─── Data shown ───
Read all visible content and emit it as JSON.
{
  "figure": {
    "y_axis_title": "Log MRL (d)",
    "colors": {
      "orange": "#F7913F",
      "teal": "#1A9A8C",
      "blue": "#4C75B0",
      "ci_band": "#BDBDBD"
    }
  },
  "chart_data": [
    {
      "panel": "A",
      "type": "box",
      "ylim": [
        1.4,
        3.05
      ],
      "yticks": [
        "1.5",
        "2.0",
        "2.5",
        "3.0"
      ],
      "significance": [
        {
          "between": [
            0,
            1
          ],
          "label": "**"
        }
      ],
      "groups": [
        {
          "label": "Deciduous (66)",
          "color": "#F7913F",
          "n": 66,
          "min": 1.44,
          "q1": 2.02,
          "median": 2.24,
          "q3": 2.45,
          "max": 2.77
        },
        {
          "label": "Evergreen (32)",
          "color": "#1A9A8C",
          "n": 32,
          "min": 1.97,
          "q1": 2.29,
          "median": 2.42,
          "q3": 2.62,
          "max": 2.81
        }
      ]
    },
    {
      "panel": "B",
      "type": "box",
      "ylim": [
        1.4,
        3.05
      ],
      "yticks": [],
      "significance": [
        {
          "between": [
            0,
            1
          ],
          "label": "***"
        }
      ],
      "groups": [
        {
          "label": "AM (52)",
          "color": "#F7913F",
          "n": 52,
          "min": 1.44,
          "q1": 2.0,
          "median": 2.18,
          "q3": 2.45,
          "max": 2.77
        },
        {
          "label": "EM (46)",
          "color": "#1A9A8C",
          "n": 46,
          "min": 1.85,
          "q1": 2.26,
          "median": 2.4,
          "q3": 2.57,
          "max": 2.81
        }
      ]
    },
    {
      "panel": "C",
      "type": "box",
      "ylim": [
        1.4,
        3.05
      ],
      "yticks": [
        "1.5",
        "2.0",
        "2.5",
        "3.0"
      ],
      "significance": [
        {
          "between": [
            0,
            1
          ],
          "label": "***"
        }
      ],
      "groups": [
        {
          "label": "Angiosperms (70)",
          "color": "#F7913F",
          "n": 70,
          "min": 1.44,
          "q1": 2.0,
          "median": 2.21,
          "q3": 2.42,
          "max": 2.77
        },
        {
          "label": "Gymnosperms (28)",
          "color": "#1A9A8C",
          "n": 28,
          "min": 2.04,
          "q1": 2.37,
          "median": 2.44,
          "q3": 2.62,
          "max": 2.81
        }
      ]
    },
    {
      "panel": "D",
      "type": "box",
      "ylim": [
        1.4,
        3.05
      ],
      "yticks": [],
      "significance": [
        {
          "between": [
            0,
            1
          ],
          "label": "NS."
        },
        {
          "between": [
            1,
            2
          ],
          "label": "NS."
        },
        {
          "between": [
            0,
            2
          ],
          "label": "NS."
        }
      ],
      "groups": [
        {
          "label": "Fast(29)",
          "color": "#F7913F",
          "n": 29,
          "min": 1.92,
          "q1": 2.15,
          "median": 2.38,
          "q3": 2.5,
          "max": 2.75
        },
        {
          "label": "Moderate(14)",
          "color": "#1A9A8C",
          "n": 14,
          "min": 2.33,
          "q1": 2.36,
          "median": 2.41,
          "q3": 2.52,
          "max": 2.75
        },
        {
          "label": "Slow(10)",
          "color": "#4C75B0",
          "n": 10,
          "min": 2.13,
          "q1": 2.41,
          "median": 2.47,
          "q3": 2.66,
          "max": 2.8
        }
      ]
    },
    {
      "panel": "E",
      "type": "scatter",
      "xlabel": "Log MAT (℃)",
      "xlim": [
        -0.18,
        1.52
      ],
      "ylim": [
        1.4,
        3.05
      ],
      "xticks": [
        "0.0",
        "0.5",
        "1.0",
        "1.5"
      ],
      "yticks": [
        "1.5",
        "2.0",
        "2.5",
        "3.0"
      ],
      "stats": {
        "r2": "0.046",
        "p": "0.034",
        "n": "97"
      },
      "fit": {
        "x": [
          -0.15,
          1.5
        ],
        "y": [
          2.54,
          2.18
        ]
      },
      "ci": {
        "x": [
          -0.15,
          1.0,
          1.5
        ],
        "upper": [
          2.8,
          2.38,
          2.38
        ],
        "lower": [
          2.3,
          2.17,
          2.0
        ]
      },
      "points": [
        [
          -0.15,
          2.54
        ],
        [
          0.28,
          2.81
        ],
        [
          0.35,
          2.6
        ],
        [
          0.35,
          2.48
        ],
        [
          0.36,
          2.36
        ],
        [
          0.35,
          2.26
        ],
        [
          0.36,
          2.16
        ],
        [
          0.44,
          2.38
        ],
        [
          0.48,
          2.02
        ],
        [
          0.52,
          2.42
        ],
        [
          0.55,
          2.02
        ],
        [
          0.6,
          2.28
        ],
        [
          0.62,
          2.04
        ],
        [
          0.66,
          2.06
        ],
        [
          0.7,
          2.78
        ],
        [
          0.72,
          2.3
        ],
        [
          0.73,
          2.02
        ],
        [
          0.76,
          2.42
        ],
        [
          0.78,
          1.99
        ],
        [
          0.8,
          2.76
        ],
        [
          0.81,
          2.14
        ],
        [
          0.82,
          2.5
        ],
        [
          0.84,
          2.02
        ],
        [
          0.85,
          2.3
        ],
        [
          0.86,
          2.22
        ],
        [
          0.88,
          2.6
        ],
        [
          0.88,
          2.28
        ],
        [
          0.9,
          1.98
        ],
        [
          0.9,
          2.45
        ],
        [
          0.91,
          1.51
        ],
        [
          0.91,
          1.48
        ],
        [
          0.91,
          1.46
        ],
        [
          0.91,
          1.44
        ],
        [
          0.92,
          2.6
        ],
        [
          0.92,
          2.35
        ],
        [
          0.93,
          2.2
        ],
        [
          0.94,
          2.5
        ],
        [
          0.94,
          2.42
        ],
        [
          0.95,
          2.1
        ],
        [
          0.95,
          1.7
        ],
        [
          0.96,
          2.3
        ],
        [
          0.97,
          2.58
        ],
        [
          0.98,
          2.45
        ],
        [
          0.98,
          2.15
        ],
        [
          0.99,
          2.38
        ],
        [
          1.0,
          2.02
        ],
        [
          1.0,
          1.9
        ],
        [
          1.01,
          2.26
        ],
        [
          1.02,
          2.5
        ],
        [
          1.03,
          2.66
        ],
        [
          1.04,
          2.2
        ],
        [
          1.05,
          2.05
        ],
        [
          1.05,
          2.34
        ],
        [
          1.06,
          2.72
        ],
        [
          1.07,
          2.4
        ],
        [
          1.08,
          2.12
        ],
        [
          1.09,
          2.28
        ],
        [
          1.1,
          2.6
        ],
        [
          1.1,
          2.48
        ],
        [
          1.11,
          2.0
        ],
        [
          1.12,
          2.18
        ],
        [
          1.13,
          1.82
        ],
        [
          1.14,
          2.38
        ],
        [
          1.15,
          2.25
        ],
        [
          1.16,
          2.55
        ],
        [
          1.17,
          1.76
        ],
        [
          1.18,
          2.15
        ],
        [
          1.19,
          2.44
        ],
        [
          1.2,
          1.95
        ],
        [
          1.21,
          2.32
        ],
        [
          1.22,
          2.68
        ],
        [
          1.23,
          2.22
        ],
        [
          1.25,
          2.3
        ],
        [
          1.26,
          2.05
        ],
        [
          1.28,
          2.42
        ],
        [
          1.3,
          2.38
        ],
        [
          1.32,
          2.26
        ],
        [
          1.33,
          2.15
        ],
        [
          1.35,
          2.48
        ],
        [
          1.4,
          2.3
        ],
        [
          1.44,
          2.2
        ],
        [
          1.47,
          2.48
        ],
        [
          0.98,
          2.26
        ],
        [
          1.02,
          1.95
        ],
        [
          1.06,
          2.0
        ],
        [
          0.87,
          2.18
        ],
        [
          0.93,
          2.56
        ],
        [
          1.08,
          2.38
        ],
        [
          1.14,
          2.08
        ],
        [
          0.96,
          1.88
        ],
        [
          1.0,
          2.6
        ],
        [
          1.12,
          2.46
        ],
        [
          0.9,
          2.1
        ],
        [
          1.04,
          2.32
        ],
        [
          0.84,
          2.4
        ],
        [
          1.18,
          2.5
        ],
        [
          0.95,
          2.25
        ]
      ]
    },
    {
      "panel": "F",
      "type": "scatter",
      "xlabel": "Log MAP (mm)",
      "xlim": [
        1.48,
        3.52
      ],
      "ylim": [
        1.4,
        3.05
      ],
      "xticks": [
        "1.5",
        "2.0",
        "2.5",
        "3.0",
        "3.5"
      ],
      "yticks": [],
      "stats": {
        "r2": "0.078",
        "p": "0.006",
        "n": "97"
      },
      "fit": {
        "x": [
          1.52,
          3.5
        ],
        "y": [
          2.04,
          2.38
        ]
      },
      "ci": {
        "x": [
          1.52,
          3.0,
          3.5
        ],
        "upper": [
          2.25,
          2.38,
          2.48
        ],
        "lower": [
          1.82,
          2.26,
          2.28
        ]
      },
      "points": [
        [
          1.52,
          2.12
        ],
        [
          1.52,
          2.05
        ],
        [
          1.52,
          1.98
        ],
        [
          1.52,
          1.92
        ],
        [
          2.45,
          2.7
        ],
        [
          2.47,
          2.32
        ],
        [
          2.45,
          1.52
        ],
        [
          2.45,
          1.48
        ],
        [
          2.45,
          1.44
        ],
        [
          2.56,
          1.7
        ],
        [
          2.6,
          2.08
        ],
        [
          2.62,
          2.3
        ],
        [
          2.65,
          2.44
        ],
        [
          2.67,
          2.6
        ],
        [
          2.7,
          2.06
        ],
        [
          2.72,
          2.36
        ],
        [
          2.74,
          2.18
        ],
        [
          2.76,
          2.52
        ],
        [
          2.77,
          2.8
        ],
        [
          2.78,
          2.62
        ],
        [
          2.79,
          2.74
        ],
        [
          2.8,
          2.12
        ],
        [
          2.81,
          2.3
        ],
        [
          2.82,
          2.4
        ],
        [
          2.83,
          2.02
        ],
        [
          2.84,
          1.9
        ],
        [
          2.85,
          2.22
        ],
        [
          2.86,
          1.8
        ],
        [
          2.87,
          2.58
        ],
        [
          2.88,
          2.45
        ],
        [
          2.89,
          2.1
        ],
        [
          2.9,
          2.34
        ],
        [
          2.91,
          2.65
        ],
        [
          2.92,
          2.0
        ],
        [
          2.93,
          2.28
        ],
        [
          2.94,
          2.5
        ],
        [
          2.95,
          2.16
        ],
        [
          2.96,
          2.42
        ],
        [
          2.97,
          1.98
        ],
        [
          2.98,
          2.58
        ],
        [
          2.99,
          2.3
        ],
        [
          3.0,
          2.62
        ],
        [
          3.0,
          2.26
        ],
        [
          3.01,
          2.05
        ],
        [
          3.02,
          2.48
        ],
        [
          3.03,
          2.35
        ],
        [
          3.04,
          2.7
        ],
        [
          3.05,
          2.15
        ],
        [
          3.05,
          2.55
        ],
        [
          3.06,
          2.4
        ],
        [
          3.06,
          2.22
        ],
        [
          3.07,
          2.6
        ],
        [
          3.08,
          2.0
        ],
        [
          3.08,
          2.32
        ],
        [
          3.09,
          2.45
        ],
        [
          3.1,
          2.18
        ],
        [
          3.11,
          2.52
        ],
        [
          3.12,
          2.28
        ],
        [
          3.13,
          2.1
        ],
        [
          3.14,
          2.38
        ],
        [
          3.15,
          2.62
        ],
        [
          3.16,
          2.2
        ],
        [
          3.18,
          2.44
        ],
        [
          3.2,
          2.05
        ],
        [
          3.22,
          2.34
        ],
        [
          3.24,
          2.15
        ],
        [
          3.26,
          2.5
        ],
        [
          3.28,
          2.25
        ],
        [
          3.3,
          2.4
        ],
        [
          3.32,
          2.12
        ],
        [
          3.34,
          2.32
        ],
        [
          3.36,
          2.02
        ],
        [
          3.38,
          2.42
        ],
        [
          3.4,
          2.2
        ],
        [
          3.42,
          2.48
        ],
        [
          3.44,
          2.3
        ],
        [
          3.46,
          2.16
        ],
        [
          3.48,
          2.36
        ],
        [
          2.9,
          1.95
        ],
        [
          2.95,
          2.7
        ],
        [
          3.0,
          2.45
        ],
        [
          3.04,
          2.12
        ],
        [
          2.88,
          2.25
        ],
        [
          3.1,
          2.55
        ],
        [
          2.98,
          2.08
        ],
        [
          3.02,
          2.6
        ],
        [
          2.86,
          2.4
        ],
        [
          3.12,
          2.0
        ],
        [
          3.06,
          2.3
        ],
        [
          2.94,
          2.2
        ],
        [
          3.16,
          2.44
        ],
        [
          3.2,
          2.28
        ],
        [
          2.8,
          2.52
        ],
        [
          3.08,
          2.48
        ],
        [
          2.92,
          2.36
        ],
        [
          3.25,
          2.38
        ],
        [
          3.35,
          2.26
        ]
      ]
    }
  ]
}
───
#### Request
Extract all lines containing the word "panel".

#### Reply to the task
      "panel": "A",
      "panel": "B",
      "panel": "C",
      "panel": "D",
      "panel": "E",
      "panel": "F",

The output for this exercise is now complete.